[Recorded data]

········

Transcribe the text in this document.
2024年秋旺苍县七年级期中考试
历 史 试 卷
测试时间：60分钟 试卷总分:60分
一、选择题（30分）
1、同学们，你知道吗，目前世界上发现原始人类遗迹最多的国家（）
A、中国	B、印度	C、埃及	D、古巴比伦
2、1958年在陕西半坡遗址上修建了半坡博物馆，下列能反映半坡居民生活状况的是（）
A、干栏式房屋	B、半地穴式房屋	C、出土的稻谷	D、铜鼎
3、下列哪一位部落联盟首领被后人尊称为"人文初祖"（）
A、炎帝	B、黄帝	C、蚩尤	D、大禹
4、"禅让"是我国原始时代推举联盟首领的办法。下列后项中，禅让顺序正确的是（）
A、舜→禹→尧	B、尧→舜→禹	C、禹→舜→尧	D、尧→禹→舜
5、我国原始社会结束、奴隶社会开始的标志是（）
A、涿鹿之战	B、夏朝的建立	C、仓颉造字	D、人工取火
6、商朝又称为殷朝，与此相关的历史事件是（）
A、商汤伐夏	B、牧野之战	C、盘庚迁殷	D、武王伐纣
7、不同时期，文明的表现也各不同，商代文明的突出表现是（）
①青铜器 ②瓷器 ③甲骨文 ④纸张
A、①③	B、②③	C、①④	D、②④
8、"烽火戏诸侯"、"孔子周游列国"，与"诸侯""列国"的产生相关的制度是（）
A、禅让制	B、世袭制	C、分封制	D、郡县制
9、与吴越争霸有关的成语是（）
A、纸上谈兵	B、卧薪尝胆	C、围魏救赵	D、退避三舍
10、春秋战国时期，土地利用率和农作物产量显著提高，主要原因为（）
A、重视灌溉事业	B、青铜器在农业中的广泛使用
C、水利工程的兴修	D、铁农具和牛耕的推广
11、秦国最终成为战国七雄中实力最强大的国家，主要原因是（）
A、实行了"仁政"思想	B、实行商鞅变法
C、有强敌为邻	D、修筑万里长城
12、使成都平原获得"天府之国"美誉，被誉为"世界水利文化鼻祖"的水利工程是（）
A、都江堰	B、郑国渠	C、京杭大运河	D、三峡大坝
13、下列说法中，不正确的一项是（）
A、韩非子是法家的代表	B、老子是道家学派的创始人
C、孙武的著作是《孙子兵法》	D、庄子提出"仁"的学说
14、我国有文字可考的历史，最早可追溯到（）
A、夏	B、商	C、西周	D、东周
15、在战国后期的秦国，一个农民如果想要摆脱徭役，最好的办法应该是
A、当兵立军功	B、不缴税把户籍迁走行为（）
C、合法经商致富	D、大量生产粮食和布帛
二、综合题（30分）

········

WHAT THIS TASK INVOLVES:
Print back all the lines verbatim.

THE ANSWER:
Transcribe the text in this document.
2024年秋旺苍县七年级期中考试
历 史 试 卷
测试时间：60分钟 试卷总分:60分
一、选择题（30分）
1、同学们，你知道吗，目前世界上发现原始人类遗迹最多的国家（）
A、中国	B、印度	C、埃及	D、古巴比伦
2、1958年在陕西半坡遗址上修建了半坡博物馆，下列能反映半坡居民生活状况的是（）
A、干栏式房屋	B、半地穴式房屋	C、出土的稻谷	D、铜鼎
3、下列哪一位部落联盟首领被后人尊称为"人文初祖"（）
A、炎帝	B、黄帝	C、蚩尤	D、大禹
4、"禅让"是我国原始时代推举联盟首领的办法。下列后项中，禅让顺序正确的是（）
A、舜→禹→尧	B、尧→舜→禹	C、禹→舜→尧	D、尧→禹→舜
5、我国原始社会结束、奴隶社会开始的标志是（）
A、涿鹿之战	B、夏朝的建立	C、仓颉造字	D、人工取火
6、商朝又称为殷朝，与此相关的历史事件是（）
A、商汤伐夏	B、牧野之战	C、盘庚迁殷	D、武王伐纣
7、不同时期，文明的表现也各不同，商代文明的突出表现是（）
①青铜器 ②瓷器 ③甲骨文 ④纸张
A、①③	B、②③	C、①④	D、②④
8、"烽火戏诸侯"、"孔子周游列国"，与"诸侯""列国"的产生相关的制度是（）
A、禅让制	B、世袭制	C、分封制	D、郡县制
9、与吴越争霸有关的成语是（）
A、纸上谈兵	B、卧薪尝胆	C、围魏救赵	D、退避三舍
10、春秋战国时期，土地利用率和农作物产量显著提高，主要原因为（）
A、重视灌溉事业	B、青铜器在农业中的广泛使用
C、水利工程的兴修	D、铁农具和牛耕的推广
11、秦国最终成为战国七雄中实力最强大的国家，主要原因是（）
A、实行了"仁政"思想	B、实行商鞅变法
C、有强敌为邻	D、修筑万里长城
12、使成都平原获得"天府之国"美誉，被誉为"世界水利文化鼻祖"的水利工程是（）
A、都江堰	B、郑国渠	C、京杭大运河	D、三峡大坝
13、下列说法中，不正确的一项是（）
A、韩非子是法家的代表	B、老子是道家学派的创始人
C、孙武的著作是《孙子兵法》	D、庄子提出"仁"的学说
14、我国有文字可考的历史，最早可追溯到（）
A、夏	B、商	C、西周	D、东周
15、在战国后期的秦国，一个农民如果想要摆脱徭役，最好的办法应该是
A、当兵立军功	B、不缴税把户籍迁走行为（）
C、合法经商致富	D、大量生产粮食和布帛
二、综合题（30分）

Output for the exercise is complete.